**Task**
Sift the material for lines containing "研究方向为人文地理", and return them.

**Data rows**
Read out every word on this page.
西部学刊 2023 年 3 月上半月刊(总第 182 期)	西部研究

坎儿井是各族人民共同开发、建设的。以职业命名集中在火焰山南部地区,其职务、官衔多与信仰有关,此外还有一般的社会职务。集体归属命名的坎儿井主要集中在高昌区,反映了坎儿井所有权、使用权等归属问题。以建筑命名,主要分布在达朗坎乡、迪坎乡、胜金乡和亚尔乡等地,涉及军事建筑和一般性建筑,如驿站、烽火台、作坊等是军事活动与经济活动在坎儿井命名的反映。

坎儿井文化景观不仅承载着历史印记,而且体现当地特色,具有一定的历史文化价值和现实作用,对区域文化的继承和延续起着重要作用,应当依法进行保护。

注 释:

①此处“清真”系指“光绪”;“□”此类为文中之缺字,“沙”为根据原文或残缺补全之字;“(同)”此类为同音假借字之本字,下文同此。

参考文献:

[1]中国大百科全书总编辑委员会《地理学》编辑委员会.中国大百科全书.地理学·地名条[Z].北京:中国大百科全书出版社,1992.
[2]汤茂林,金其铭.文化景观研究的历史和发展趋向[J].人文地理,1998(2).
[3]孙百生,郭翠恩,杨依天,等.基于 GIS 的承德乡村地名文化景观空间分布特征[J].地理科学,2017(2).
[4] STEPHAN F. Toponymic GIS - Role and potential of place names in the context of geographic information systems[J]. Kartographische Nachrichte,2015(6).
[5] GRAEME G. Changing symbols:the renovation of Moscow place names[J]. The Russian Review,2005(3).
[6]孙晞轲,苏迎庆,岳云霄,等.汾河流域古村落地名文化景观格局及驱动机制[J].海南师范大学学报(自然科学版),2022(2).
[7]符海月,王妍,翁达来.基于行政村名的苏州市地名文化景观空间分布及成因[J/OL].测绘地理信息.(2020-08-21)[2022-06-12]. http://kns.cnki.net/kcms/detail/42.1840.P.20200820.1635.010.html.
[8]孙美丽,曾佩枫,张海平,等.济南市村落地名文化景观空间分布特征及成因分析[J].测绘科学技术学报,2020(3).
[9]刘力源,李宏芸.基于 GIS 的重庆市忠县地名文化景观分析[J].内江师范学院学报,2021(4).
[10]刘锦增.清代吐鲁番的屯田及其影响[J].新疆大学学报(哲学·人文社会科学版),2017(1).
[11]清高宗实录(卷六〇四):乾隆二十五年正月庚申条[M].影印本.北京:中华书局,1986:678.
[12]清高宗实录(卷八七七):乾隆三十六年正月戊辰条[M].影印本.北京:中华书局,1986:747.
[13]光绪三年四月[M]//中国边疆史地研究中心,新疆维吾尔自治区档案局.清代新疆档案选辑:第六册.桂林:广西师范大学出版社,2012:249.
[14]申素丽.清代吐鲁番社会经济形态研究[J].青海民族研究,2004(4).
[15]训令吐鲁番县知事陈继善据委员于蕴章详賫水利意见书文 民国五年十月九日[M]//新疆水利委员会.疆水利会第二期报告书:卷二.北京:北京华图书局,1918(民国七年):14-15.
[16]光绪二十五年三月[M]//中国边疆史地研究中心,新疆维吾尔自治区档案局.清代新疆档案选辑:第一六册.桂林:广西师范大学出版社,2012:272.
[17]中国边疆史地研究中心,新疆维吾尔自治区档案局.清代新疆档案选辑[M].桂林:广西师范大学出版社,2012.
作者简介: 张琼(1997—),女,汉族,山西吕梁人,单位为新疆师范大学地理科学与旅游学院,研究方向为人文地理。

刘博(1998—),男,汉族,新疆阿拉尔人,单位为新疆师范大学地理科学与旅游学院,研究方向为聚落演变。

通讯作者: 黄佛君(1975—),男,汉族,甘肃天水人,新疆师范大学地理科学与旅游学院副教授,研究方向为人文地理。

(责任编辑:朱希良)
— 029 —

**Written response**
作者简介: 张琼(1997—),女,汉族,山西吕梁人,单位为新疆师范大学地理科学与旅游学院,研究方向为人文地理。
通讯作者: 黄佛君(1975—),男,汉族,甘肃天水人,新疆师范大学地理科学与旅游学院副教授,研究方向为人文地理。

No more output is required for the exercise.